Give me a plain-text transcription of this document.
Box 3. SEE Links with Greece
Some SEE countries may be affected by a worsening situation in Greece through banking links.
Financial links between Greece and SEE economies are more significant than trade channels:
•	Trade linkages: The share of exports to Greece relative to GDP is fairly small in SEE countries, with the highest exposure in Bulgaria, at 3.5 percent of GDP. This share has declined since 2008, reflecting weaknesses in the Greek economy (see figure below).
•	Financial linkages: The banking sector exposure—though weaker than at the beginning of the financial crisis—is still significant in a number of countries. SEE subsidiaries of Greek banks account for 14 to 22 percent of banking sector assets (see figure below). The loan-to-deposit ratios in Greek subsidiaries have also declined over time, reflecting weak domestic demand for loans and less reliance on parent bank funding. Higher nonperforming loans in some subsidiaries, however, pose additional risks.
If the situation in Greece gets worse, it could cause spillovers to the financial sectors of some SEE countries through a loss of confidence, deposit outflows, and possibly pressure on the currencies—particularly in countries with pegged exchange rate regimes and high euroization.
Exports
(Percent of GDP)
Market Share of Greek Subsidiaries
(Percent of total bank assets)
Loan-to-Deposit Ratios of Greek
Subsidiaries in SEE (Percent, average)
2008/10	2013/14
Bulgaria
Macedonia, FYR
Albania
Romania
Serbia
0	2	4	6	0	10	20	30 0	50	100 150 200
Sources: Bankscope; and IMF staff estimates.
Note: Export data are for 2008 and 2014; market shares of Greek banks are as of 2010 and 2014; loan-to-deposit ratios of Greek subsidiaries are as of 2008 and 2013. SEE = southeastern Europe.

....................

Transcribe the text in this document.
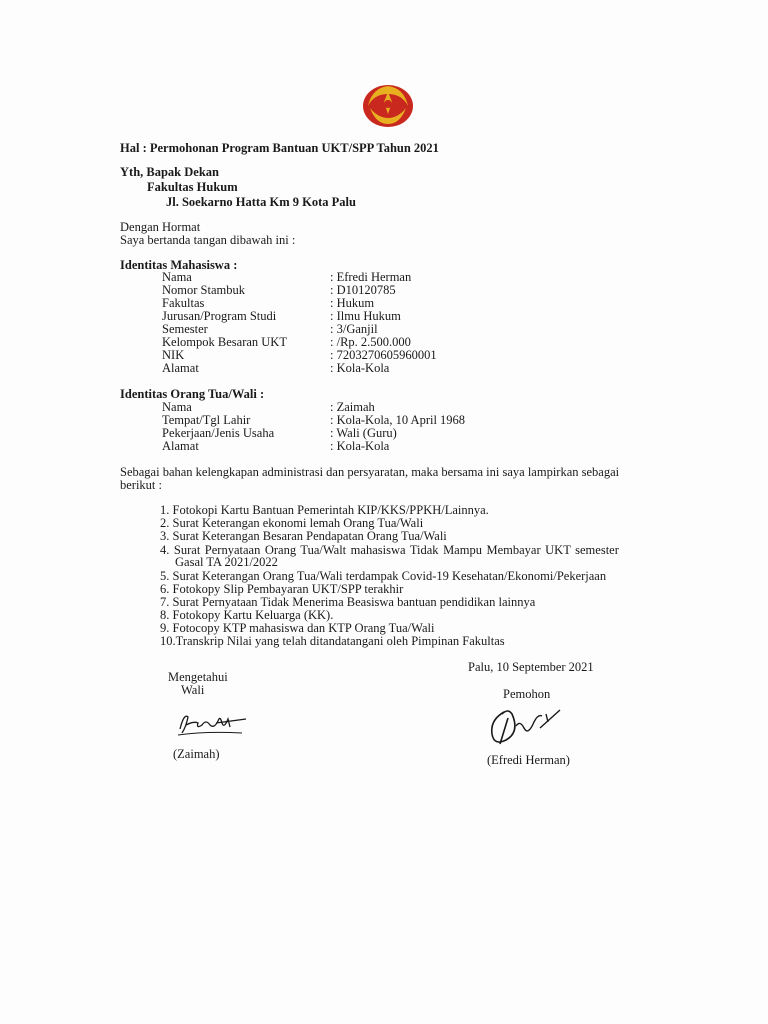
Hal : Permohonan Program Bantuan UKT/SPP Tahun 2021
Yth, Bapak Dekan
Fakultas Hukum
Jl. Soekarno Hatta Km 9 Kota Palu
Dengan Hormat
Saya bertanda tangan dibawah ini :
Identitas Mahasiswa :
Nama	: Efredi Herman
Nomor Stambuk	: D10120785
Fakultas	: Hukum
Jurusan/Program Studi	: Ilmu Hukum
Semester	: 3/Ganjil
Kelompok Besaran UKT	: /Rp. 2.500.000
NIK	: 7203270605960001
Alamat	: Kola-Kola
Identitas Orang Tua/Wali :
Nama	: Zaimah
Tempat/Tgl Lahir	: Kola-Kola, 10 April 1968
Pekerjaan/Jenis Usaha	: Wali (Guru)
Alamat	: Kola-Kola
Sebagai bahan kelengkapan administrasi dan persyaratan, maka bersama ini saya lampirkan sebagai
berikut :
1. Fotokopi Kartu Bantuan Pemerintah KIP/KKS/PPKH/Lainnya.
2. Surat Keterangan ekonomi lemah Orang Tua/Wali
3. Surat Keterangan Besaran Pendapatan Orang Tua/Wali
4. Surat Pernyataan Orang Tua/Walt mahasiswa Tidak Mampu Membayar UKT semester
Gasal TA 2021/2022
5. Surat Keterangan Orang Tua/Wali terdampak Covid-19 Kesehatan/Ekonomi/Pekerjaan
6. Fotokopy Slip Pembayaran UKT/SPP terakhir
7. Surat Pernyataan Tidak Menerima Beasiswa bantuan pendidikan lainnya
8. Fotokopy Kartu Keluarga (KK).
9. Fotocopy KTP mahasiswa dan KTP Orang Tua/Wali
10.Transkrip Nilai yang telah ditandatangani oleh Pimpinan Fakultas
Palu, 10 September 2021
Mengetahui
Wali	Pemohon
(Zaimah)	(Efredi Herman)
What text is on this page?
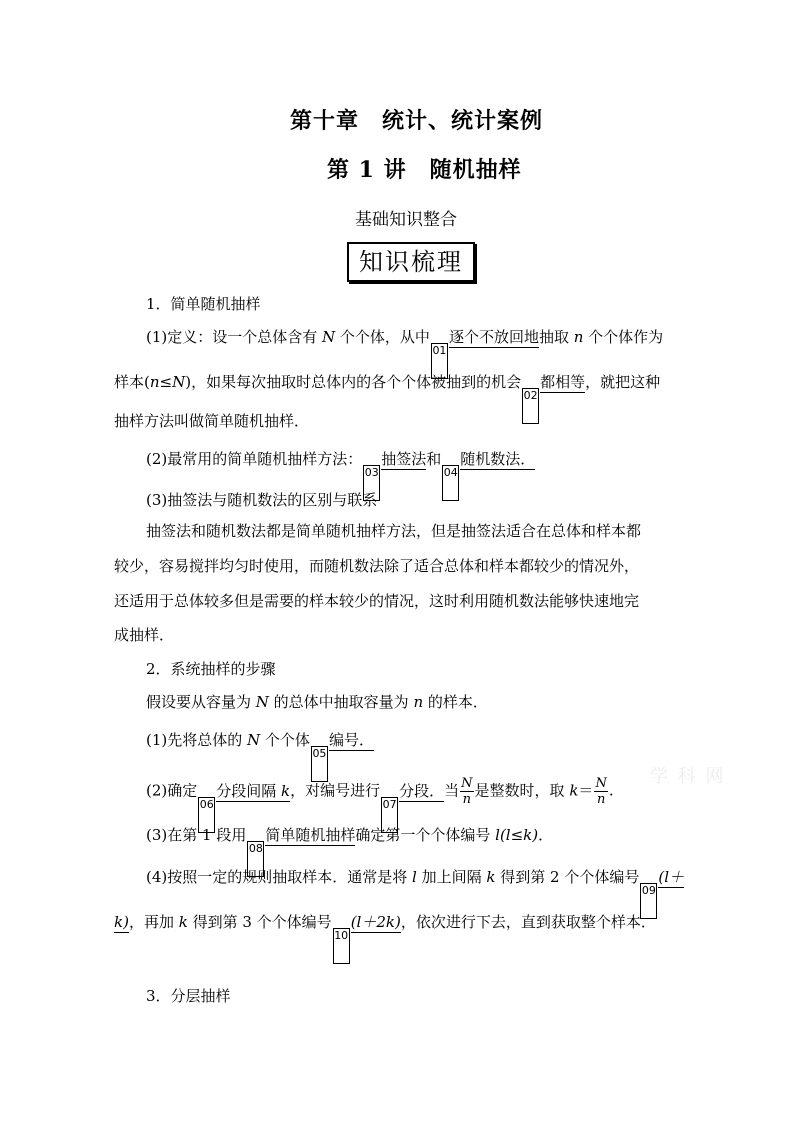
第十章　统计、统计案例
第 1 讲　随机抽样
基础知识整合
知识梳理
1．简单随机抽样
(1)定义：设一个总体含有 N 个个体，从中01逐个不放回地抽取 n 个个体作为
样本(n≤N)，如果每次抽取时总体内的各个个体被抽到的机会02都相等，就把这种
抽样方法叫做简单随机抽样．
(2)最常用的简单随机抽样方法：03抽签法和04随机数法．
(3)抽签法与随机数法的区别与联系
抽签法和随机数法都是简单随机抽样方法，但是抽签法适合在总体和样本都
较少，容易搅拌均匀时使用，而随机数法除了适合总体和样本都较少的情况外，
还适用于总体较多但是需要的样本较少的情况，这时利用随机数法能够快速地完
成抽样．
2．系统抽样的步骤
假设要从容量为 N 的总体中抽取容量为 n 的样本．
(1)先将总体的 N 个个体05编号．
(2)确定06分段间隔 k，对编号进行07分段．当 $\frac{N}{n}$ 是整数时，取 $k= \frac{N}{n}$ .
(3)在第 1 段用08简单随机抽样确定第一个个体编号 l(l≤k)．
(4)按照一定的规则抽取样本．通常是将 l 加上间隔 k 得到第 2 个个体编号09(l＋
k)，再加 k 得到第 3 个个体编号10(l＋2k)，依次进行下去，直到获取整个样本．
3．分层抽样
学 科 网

....................

» What you should do: Gather each line holding the string "assets".

» Solution:
•	Financial linkages: The banking sector exposure—though weaker than at the beginning of the financial crisis—is still significant in a number of countries. SEE subsidiaries of Greek banks account for 14 to 22 percent of banking sector assets (see figure below). The loan-to-deposit ratios in Greek subsidiaries have also declined over time, reflecting weak domestic demand for loans and less reliance on parent bank funding. Higher nonperforming loans in some subsidiaries, however, pose additional risks.
(Percent of total bank assets)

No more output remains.